▶ [SHORT EXERCISE]:
Print the records again, character for character.

## begin TASK INPUTS

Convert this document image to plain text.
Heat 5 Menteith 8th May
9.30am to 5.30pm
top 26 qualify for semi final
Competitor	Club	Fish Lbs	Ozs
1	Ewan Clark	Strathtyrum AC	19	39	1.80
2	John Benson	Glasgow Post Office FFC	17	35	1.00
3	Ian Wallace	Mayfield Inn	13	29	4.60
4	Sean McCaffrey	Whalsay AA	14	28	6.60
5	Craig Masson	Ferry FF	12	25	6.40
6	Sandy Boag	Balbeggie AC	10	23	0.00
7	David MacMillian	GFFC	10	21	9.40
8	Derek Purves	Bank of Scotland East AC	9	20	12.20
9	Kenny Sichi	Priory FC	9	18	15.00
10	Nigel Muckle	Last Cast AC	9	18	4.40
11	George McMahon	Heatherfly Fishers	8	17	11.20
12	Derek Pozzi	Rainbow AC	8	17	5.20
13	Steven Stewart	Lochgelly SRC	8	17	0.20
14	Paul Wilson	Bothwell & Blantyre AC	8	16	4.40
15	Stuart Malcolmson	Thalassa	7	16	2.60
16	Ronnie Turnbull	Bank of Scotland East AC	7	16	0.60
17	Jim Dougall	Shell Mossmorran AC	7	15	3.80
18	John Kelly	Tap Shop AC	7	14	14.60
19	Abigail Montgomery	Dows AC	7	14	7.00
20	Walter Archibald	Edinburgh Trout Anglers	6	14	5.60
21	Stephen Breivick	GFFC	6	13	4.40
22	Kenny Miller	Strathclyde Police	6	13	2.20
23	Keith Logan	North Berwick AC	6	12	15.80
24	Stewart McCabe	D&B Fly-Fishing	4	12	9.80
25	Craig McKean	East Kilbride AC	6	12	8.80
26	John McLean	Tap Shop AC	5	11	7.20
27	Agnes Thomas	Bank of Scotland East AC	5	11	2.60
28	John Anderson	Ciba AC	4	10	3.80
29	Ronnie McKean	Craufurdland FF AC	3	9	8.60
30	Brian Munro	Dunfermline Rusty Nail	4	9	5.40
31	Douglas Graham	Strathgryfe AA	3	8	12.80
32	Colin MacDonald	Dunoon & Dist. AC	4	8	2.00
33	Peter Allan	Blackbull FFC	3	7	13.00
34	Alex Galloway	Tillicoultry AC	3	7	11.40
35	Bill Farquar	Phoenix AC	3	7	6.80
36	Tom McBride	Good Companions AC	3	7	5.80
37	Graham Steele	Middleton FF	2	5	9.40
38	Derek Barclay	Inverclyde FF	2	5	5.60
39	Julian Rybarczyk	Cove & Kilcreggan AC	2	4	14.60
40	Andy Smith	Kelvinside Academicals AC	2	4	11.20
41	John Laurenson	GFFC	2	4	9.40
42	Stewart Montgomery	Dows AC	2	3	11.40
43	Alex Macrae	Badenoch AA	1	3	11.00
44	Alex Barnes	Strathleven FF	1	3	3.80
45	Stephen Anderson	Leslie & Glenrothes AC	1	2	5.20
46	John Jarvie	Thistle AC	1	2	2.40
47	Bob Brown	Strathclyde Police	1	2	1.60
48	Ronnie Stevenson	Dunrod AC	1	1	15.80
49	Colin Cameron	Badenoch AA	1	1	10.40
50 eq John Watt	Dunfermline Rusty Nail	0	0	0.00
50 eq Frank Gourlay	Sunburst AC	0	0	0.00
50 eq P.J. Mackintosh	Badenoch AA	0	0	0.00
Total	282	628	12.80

## end TASK INPUTS

▶ [ANSWER TO THE TASK]:
Convert this document image to plain text.
Heat 5 Menteith 8th May
9.30am to 5.30pm
top 26 qualify for semi final
Competitor	Club	Fish Lbs	Ozs
1	Ewan Clark	Strathtyrum AC	19	39	1.80
2	John Benson	Glasgow Post Office FFC	17	35	1.00
3	Ian Wallace	Mayfield Inn	13	29	4.60
4	Sean McCaffrey	Whalsay AA	14	28	6.60
5	Craig Masson	Ferry FF	12	25	6.40
6	Sandy Boag	Balbeggie AC	10	23	0.00
7	David MacMillian	GFFC	10	21	9.40
8	Derek Purves	Bank of Scotland East AC	9	20	12.20
9	Kenny Sichi	Priory FC	9	18	15.00
10	Nigel Muckle	Last Cast AC	9	18	4.40
11	George McMahon	Heatherfly Fishers	8	17	11.20
12	Derek Pozzi	Rainbow AC	8	17	5.20
13	Steven Stewart	Lochgelly SRC	8	17	0.20
14	Paul Wilson	Bothwell & Blantyre AC	8	16	4.40
15	Stuart Malcolmson	Thalassa	7	16	2.60
16	Ronnie Turnbull	Bank of Scotland East AC	7	16	0.60
17	Jim Dougall	Shell Mossmorran AC	7	15	3.80
18	John Kelly	Tap Shop AC	7	14	14.60
19	Abigail Montgomery	Dows AC	7	14	7.00
20	Walter Archibald	Edinburgh Trout Anglers	6	14	5.60
21	Stephen Breivick	GFFC	6	13	4.40
22	Kenny Miller	Strathclyde Police	6	13	2.20
23	Keith Logan	North Berwick AC	6	12	15.80
24	Stewart McCabe	D&B Fly-Fishing	4	12	9.80
25	Craig McKean	East Kilbride AC	6	12	8.80
26	John McLean	Tap Shop AC	5	11	7.20
27	Agnes Thomas	Bank of Scotland East AC	5	11	2.60
28	John Anderson	Ciba AC	4	10	3.80
29	Ronnie McKean	Craufurdland FF AC	3	9	8.60
30	Brian Munro	Dunfermline Rusty Nail	4	9	5.40
31	Douglas Graham	Strathgryfe AA	3	8	12.80
32	Colin MacDonald	Dunoon & Dist. AC	4	8	2.00
33	Peter Allan	Blackbull FFC	3	7	13.00
34	Alex Galloway	Tillicoultry AC	3	7	11.40
35	Bill Farquar	Phoenix AC	3	7	6.80
36	Tom McBride	Good Companions AC	3	7	5.80
37	Graham Steele	Middleton FF	2	5	9.40
38	Derek Barclay	Inverclyde FF	2	5	5.60
39	Julian Rybarczyk	Cove & Kilcreggan AC	2	4	14.60
40	Andy Smith	Kelvinside Academicals AC	2	4	11.20
41	John Laurenson	GFFC	2	4	9.40
42	Stewart Montgomery	Dows AC	2	3	11.40
43	Alex Macrae	Badenoch AA	1	3	11.00
44	Alex Barnes	Strathleven FF	1	3	3.80
45	Stephen Anderson	Leslie & Glenrothes AC	1	2	5.20
46	John Jarvie	Thistle AC	1	2	2.40
47	Bob Brown	Strathclyde Police	1	2	1.60
48	Ronnie Stevenson	Dunrod AC	1	1	15.80
49	Colin Cameron	Badenoch AA	1	1	10.40
50 eq John Watt	Dunfermline Rusty Nail	0	0	0.00
50 eq Frank Gourlay	Sunburst AC	0	0	0.00
50 eq P.J. Mackintosh	Badenoch AA	0	0	0.00
Total	282	628	12.80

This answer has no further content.